**Written exercise 1**
In the Floyd-Warshall thread, which page of the MIT lecture notes is the reader directed to?
**Written exercise 2**
Reproduce the Floyd-Warshall thread, everything from "you can see" down to "you using tho.", substituting "reference" for "resource".

**Page**
— Start —

Floyd-Warshall Algorithm

I read from MIT lectures, that algorithm for all pair shortest path is
for m in range(1,n)
for u in V
for v in V
for x in V
if d_{uv}>d_{ux}+d_{xv}

But in all other places algorithm is like

for(int k = 1; k <= n; k++){
for(int i = 1; i <= n; i++){
for(int j = 1; j <= n; j++){
dist[i][j] = min( dist[i][j], dist[i][k] + dist[k][j] );

Plz explain me which one correct and why?

Are you sure your latex formula is correct?

you can see lecture of MIT or cormen

here’s the MIT lecture notes: https://ocw.mit.edu/courses/electrical-engineering-and-computer-science/6-046j-introduction-to-algorithms-sma-5503-fall-2005/video-lectures/lecture-19-shortest-paths-iii-all-pairs-shortest-paths-matrix-multiplication-floyd-warshall-johnson/lec19.pdf

See page 17.Don’t know what resource you using tho.

ok, means i and j are inner for loop line, which checks the point with a point creating by k (which is an outer for loop point, right?)

yes, somewhat. Basically here what we are doing is that we are finding intermediate points between i and j. So, if i is the source and j is the destination. we check if k is an intermediate point between them or not.

If we are finding intermediate point, then why k is in outer for loop? Why k is not in innermost for loop??

— End —

**Information supplied**

— Start —

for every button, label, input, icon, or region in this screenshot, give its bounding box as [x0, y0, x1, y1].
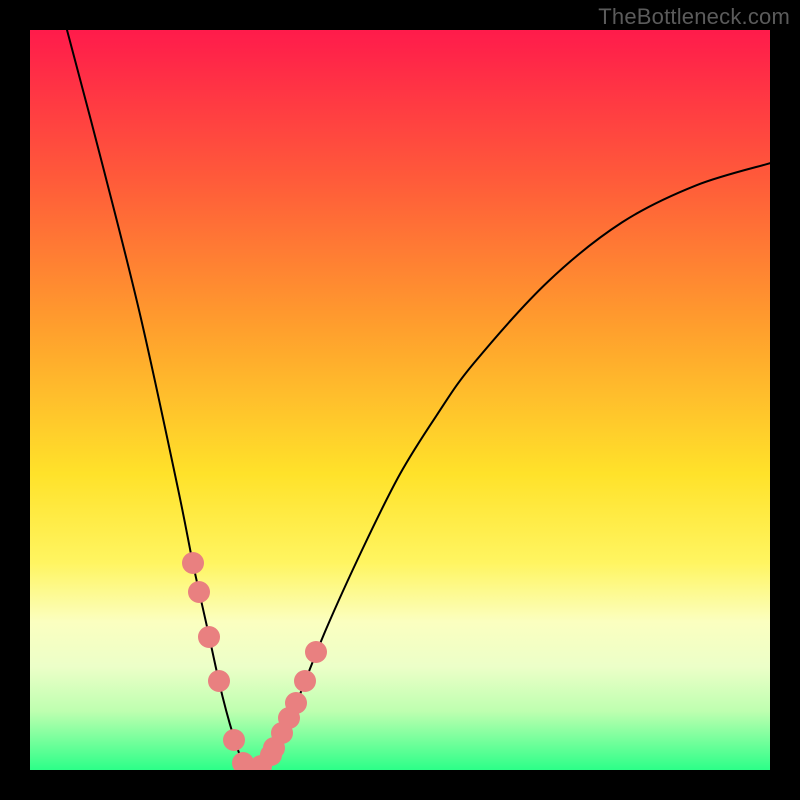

— End —

**Answer 1**
Page 17.

**Answer 2**
you can see lecture of MIT or cormen

here’s the MIT lecture notes: https://ocw.mit.edu/courses/electrical-engineering-and-computer-science/6-046j-introduction-to-algorithms-sma-5503-fall-2005/video-lectures/lecture-19-shortest-paths-iii-all-pairs-shortest-paths-matrix-multiplication-floyd-warshall-johnson/lec19.pdf

See page 17.Don’t know what reference you using tho.